··· SOURCE DATA ···

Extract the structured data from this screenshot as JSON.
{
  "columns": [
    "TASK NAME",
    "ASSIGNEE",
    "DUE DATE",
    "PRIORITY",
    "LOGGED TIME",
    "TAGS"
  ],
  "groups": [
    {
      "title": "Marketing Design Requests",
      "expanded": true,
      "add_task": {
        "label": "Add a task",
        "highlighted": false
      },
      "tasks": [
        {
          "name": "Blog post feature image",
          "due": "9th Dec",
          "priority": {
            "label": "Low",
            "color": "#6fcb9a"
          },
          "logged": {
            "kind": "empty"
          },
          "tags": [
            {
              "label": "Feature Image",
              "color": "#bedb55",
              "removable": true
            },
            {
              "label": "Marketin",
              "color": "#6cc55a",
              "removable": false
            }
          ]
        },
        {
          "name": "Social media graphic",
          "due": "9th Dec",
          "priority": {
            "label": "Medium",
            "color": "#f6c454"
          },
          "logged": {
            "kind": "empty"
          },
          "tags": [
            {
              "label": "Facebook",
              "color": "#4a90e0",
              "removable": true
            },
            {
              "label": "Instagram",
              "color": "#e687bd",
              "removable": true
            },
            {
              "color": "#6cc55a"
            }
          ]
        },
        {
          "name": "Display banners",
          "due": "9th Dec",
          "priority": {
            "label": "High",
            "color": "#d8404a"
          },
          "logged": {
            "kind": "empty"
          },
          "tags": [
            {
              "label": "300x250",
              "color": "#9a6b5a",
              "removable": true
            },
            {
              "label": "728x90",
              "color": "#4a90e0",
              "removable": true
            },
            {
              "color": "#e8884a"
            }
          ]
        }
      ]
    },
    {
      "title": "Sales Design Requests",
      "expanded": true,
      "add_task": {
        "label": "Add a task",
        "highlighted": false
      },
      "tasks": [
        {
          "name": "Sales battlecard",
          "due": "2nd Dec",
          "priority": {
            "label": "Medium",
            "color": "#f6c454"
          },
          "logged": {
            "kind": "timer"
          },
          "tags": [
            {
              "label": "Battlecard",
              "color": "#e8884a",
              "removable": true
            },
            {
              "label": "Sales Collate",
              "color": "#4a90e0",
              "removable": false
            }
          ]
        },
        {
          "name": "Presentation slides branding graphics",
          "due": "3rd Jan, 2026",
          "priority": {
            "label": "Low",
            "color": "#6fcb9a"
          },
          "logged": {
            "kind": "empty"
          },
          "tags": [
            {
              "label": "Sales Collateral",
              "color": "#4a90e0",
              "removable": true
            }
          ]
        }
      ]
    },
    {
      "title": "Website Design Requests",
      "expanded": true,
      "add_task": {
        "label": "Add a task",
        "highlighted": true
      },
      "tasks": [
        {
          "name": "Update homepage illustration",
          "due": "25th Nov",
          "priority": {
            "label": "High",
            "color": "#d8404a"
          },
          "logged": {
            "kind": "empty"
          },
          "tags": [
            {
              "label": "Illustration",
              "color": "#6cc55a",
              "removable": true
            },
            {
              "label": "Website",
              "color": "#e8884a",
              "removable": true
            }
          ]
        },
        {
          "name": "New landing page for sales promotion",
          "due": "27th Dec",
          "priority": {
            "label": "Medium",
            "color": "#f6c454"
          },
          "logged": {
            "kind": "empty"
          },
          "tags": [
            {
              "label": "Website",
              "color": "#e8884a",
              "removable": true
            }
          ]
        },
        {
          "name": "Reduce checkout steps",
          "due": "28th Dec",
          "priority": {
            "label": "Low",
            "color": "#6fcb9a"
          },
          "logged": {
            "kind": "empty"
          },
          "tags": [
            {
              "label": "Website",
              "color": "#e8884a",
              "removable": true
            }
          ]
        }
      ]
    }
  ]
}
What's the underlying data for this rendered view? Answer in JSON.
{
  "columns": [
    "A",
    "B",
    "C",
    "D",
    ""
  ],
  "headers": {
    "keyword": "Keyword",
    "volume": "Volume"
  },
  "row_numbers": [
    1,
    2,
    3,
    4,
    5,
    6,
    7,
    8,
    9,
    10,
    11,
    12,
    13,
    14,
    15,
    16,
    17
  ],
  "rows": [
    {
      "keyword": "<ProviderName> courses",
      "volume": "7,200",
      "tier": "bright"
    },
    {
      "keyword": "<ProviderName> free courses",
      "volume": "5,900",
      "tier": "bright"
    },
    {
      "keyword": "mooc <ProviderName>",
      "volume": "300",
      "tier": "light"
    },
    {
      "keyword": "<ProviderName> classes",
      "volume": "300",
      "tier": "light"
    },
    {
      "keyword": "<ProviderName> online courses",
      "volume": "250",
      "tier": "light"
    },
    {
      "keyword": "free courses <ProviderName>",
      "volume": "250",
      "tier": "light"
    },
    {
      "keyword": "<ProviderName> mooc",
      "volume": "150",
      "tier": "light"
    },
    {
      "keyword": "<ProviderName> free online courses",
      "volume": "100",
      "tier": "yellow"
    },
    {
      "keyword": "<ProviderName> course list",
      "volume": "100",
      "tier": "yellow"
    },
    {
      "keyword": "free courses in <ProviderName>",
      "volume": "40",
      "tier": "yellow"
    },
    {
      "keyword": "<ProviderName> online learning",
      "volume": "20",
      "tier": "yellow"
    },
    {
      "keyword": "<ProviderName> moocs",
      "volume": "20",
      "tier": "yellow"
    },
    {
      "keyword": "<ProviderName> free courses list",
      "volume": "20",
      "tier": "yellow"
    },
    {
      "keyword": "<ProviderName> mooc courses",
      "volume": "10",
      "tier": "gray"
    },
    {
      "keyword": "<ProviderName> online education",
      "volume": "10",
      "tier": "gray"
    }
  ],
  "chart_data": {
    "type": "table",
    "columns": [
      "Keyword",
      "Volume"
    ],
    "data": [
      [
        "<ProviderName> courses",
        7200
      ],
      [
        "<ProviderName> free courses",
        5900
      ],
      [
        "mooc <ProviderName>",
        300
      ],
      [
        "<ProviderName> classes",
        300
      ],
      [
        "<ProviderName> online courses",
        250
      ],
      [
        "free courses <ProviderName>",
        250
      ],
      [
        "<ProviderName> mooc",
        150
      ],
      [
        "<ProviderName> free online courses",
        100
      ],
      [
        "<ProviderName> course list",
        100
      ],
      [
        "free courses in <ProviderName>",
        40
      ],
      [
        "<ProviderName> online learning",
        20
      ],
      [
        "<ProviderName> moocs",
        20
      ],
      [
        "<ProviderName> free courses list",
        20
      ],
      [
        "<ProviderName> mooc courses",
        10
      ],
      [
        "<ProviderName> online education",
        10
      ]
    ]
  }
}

···
··· SOURCE DATA ···

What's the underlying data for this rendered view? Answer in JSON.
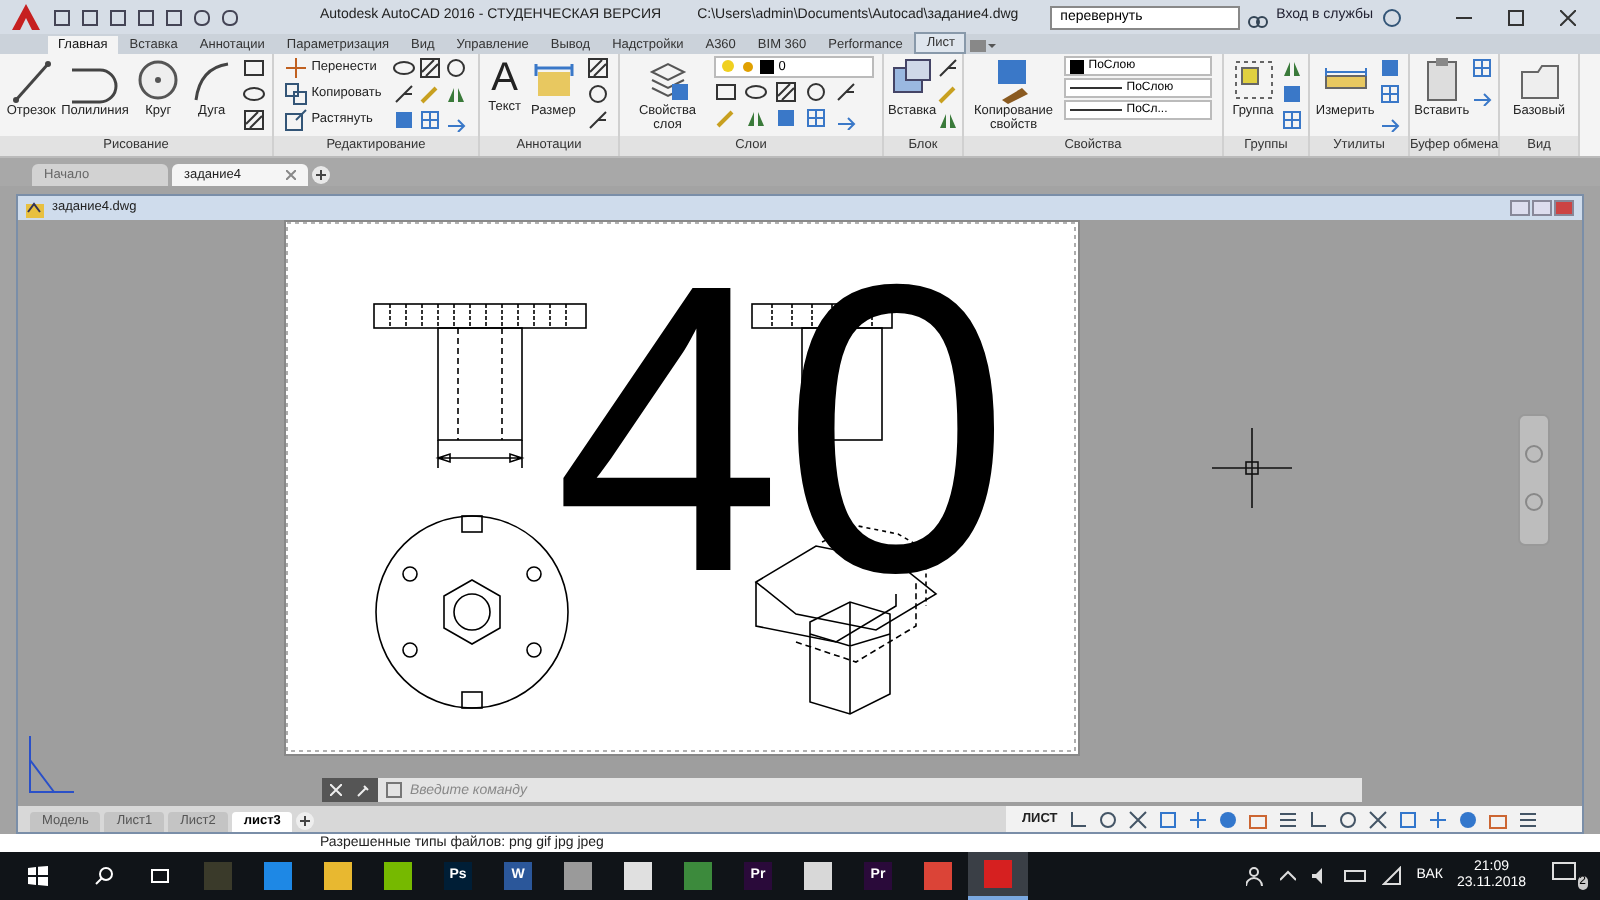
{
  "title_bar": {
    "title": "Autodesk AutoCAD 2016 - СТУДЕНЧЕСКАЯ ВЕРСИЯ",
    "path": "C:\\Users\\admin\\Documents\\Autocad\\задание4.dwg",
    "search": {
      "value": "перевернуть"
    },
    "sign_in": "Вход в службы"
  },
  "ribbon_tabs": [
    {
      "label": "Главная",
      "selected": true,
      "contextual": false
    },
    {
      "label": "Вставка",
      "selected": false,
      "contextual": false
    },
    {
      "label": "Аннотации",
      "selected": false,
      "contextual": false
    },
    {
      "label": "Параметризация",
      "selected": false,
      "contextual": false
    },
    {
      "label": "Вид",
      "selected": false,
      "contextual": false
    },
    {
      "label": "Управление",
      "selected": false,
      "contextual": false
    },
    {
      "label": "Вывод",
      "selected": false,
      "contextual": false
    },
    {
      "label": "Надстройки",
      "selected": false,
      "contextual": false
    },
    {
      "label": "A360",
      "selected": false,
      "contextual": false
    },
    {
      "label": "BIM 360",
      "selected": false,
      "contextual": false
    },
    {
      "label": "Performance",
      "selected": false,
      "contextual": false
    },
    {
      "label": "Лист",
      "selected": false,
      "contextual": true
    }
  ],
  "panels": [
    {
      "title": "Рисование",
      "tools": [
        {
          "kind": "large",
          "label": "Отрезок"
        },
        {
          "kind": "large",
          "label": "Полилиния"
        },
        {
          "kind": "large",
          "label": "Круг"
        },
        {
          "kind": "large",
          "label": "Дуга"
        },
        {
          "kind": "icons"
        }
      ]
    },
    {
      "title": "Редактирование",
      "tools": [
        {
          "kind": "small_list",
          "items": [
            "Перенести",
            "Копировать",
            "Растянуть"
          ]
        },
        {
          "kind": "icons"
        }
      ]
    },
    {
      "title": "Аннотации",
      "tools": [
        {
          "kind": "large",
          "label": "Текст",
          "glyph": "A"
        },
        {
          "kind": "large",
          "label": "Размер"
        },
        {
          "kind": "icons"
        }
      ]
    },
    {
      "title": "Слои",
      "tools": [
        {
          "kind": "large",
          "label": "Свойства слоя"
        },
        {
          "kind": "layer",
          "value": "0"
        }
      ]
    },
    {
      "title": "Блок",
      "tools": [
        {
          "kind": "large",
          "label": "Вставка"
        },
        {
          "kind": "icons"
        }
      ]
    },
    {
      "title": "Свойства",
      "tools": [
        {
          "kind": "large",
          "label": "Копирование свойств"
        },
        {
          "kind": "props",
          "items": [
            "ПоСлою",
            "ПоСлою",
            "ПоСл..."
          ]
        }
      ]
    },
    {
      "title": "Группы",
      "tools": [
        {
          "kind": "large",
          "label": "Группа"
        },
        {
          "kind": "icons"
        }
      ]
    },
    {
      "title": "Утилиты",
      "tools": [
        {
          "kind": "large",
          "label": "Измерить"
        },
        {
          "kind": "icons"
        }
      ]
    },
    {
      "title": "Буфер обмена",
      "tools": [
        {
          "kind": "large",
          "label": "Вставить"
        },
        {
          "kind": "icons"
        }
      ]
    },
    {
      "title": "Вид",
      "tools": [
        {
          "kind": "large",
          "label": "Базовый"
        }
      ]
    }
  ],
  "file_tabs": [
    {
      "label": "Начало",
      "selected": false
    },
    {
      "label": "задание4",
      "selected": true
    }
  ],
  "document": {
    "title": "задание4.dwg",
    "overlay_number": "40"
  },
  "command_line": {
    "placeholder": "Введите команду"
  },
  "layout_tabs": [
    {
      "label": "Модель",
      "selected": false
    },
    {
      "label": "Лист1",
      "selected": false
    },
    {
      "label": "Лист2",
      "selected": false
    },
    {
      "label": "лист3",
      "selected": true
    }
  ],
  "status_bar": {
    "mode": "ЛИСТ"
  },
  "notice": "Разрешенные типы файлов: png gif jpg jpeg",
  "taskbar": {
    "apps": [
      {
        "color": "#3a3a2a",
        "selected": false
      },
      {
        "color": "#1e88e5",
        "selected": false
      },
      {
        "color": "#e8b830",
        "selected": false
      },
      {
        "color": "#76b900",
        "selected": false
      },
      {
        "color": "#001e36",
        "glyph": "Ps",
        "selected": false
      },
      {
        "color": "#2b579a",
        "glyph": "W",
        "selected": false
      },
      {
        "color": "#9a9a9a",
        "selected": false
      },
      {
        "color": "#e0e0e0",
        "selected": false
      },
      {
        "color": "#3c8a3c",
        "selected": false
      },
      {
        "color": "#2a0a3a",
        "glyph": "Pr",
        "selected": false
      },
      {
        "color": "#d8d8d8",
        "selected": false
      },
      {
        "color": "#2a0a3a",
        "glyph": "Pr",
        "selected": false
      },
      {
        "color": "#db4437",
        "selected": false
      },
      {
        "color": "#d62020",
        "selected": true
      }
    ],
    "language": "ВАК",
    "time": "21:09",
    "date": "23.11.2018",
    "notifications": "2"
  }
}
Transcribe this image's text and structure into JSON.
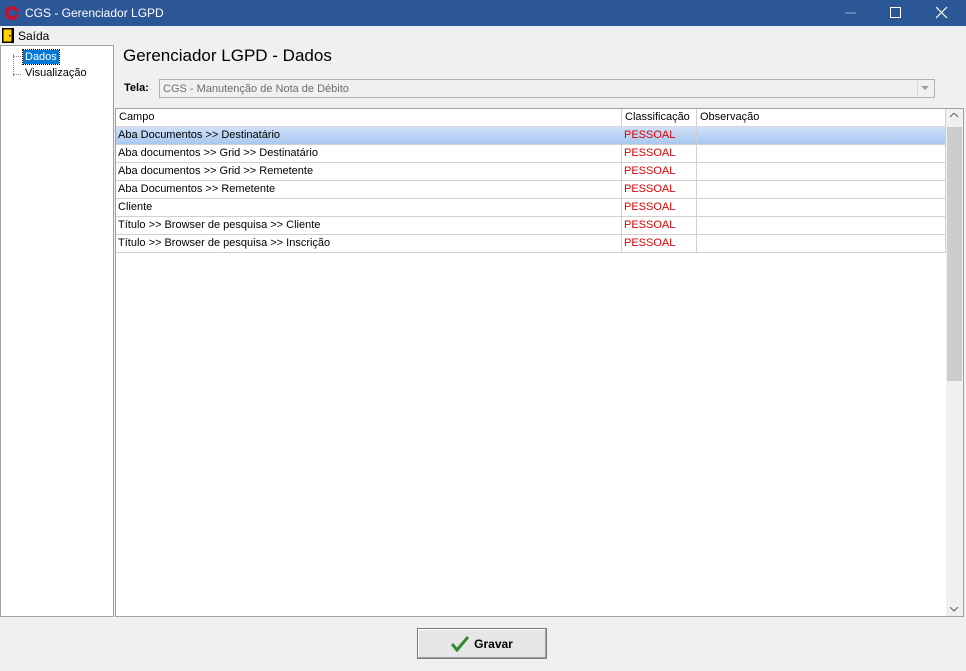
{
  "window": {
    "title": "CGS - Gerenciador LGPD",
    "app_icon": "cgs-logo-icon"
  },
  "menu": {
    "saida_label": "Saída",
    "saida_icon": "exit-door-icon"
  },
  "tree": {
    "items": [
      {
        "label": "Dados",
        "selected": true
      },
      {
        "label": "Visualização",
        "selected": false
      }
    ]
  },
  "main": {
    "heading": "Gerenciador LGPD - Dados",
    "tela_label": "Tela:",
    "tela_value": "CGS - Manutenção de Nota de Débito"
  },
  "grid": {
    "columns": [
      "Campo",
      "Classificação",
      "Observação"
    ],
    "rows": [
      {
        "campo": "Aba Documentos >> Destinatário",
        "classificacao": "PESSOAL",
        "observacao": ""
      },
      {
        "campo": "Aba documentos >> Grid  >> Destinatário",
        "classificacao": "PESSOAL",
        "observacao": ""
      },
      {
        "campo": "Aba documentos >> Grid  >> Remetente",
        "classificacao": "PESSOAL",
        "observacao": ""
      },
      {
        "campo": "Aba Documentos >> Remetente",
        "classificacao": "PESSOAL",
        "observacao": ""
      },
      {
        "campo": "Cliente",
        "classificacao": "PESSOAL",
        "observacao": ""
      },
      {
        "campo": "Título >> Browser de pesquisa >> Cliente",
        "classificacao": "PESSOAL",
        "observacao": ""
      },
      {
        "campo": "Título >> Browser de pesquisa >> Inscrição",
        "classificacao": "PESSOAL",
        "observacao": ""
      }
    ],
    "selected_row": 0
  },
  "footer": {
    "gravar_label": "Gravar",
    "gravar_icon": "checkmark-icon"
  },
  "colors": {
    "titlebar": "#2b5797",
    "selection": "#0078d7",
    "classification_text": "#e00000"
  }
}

···

» **EXERCISE DETAILS**:
Above are the records; copy every line in them that holds the word "Dados".

» **IN RESPONSE**:
        "label": "Dados",
    "heading": "Gerenciador LGPD - Dados",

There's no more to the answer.